Reproduce the items below verbatim, starting at their first line and ending with the line that contains "sku-selector-sheet: 棕黑 ¥79.70", with both of those lines included.

§ MATERIAL FOR THE TASK
+===+

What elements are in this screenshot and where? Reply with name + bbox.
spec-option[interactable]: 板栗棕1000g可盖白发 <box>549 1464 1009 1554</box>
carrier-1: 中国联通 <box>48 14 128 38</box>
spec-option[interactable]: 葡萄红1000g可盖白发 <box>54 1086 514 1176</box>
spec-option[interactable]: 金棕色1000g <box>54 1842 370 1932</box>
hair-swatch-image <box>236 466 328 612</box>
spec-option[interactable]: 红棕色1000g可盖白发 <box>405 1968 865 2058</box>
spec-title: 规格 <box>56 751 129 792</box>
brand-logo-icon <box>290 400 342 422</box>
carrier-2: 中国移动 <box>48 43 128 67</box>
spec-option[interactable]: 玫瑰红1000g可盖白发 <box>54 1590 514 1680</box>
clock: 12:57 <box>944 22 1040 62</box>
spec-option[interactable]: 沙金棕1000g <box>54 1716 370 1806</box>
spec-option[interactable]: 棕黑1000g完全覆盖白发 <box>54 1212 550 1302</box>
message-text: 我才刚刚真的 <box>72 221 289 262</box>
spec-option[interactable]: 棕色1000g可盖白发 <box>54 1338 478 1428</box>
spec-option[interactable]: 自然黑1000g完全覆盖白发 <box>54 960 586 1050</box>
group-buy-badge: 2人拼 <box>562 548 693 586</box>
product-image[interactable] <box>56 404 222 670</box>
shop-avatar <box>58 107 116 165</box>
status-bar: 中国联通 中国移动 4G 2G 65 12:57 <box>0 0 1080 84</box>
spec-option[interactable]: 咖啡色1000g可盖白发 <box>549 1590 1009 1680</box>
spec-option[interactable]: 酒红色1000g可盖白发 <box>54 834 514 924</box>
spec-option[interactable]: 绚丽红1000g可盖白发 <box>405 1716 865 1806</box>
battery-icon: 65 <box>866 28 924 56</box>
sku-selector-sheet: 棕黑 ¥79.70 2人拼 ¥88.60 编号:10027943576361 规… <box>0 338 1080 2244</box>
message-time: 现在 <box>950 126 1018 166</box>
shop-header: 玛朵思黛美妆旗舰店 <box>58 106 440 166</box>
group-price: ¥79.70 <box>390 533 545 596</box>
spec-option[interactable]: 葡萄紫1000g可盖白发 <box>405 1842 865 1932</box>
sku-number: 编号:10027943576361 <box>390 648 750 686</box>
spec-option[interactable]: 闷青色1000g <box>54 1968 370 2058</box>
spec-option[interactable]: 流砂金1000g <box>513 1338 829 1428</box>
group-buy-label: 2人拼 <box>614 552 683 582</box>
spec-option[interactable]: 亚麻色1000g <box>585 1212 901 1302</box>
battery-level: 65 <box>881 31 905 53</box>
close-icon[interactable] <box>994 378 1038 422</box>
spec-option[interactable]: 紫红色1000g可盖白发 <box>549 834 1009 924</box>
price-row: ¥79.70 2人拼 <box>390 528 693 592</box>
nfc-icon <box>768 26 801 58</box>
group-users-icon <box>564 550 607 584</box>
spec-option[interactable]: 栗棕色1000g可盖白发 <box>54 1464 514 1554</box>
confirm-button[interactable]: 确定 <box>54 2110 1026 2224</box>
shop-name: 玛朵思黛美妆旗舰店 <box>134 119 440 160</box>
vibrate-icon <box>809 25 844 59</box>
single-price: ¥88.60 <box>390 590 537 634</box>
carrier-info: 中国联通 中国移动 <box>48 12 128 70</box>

+===+

§ EXERCISE OUTPUT
What elements are in this screenshot and where? Reply with name + bbox.
spec-option[interactable]: 板栗棕1000g可盖白发 <box>549 1464 1009 1554</box>
carrier-1: 中国联通 <box>48 14 128 38</box>
spec-option[interactable]: 葡萄红1000g可盖白发 <box>54 1086 514 1176</box>
spec-option[interactable]: 金棕色1000g <box>54 1842 370 1932</box>
hair-swatch-image <box>236 466 328 612</box>
spec-option[interactable]: 红棕色1000g可盖白发 <box>405 1968 865 2058</box>
spec-title: 规格 <box>56 751 129 792</box>
brand-logo-icon <box>290 400 342 422</box>
carrier-2: 中国移动 <box>48 43 128 67</box>
spec-option[interactable]: 玫瑰红1000g可盖白发 <box>54 1590 514 1680</box>
clock: 12:57 <box>944 22 1040 62</box>
spec-option[interactable]: 沙金棕1000g <box>54 1716 370 1806</box>
spec-option[interactable]: 棕黑1000g完全覆盖白发 <box>54 1212 550 1302</box>
message-text: 我才刚刚真的 <box>72 221 289 262</box>
spec-option[interactable]: 棕色1000g可盖白发 <box>54 1338 478 1428</box>
spec-option[interactable]: 自然黑1000g完全覆盖白发 <box>54 960 586 1050</box>
group-buy-badge: 2人拼 <box>562 548 693 586</box>
product-image[interactable] <box>56 404 222 670</box>
shop-avatar <box>58 107 116 165</box>
status-bar: 中国联通 中国移动 4G 2G 65 12:57 <box>0 0 1080 84</box>
spec-option[interactable]: 咖啡色1000g可盖白发 <box>549 1590 1009 1680</box>
spec-option[interactable]: 酒红色1000g可盖白发 <box>54 834 514 924</box>
spec-option[interactable]: 绚丽红1000g可盖白发 <box>405 1716 865 1806</box>
battery-icon: 65 <box>866 28 924 56</box>
sku-selector-sheet: 棕黑 ¥79.70 2人拼 ¥88.60 编号:10027943576361 规… <box>0 338 1080 2244</box>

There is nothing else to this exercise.